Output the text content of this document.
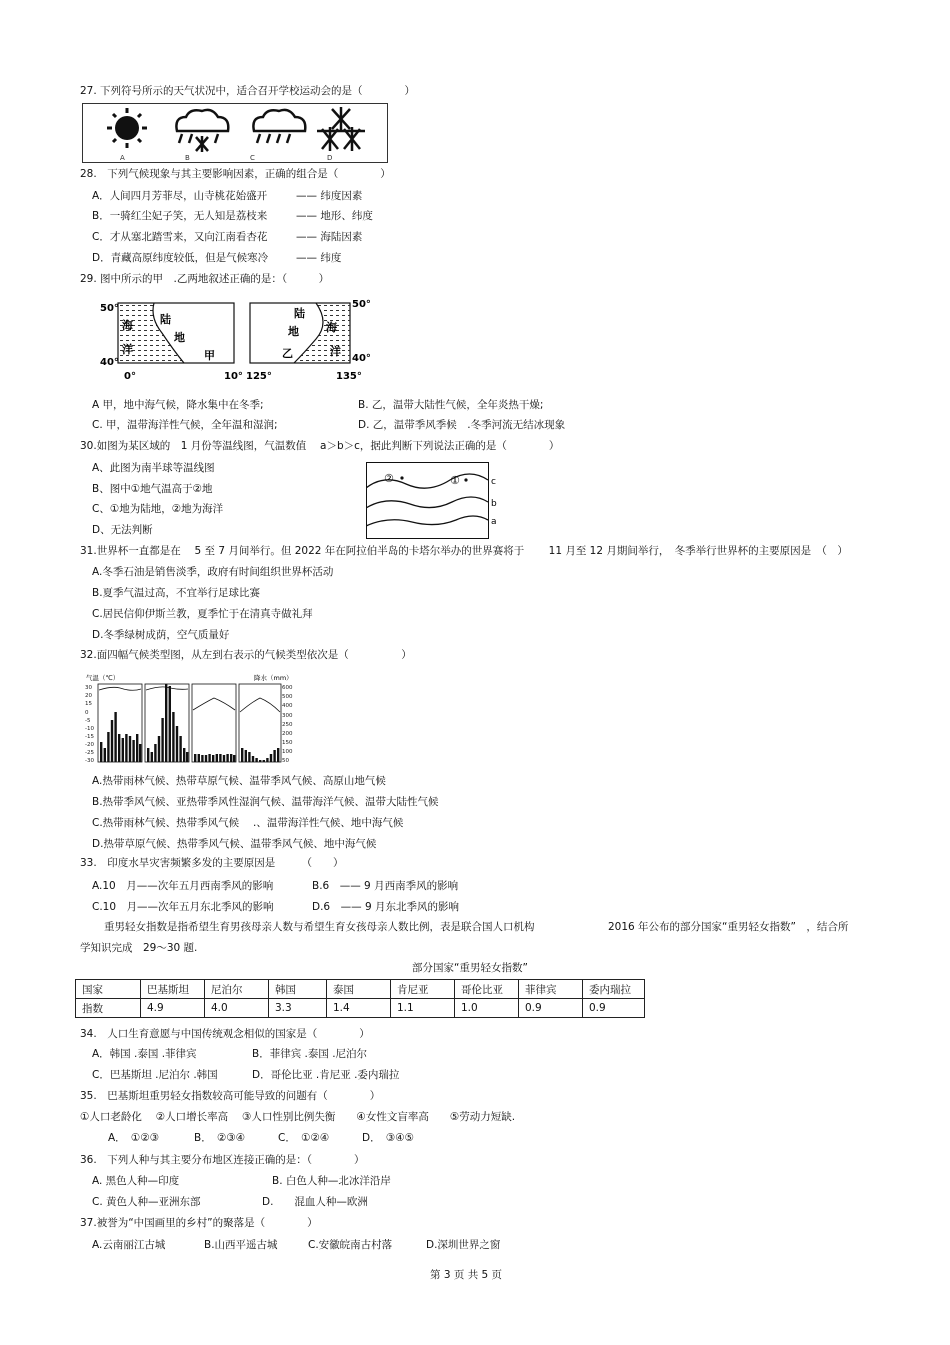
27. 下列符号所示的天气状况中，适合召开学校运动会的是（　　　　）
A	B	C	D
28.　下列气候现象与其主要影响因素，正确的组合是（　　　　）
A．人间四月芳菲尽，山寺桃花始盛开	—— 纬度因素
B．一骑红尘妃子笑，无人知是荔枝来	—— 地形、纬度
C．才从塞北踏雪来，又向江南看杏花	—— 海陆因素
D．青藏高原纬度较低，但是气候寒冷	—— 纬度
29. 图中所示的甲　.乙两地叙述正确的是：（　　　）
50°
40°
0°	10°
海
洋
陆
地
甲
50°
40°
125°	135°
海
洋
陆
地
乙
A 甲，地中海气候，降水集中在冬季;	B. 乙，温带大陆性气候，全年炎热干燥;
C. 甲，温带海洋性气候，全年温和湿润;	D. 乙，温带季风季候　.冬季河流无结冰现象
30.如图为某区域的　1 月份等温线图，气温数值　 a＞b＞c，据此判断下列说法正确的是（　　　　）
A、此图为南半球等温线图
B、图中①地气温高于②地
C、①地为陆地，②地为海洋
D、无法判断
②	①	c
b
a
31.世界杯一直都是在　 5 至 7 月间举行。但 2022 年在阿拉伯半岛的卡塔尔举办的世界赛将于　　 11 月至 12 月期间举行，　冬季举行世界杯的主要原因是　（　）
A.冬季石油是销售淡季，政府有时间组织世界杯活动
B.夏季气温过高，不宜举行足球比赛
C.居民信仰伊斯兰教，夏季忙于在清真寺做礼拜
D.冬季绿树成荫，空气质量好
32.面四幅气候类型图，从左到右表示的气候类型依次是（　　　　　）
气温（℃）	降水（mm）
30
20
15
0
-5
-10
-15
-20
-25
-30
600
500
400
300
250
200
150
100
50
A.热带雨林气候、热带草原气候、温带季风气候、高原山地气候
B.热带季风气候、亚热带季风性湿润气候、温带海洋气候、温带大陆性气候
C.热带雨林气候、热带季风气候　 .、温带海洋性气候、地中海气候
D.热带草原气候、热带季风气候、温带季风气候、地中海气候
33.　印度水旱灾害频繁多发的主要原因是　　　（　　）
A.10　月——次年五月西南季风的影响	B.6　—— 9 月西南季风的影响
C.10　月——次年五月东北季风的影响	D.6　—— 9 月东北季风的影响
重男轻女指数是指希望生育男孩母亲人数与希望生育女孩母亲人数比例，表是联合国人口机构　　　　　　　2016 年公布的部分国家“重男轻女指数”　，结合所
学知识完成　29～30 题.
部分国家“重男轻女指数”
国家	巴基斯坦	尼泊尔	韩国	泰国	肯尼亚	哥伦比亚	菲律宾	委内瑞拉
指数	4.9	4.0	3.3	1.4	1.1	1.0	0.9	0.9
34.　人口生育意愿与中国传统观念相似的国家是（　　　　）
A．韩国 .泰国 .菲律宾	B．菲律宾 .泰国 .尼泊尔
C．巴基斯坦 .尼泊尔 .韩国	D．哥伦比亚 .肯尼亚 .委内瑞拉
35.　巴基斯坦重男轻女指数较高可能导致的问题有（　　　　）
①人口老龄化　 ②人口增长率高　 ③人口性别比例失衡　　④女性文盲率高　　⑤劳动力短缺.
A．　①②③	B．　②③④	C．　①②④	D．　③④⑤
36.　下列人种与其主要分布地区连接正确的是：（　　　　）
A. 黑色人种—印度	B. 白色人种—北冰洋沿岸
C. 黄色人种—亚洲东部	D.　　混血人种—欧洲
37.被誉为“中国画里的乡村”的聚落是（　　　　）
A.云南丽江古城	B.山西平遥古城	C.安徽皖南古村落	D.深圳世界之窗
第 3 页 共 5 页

EXERCISE
Sift the material for lines with the string "哥伦比亚". Copy each one found.

EXPECTED ANSWER
国家	巴基斯坦	尼泊尔	韩国	泰国	肯尼亚	哥伦比亚	菲律宾	委内瑞拉
C．巴基斯坦 .尼泊尔 .韩国	D．哥伦比亚 .肯尼亚 .委内瑞拉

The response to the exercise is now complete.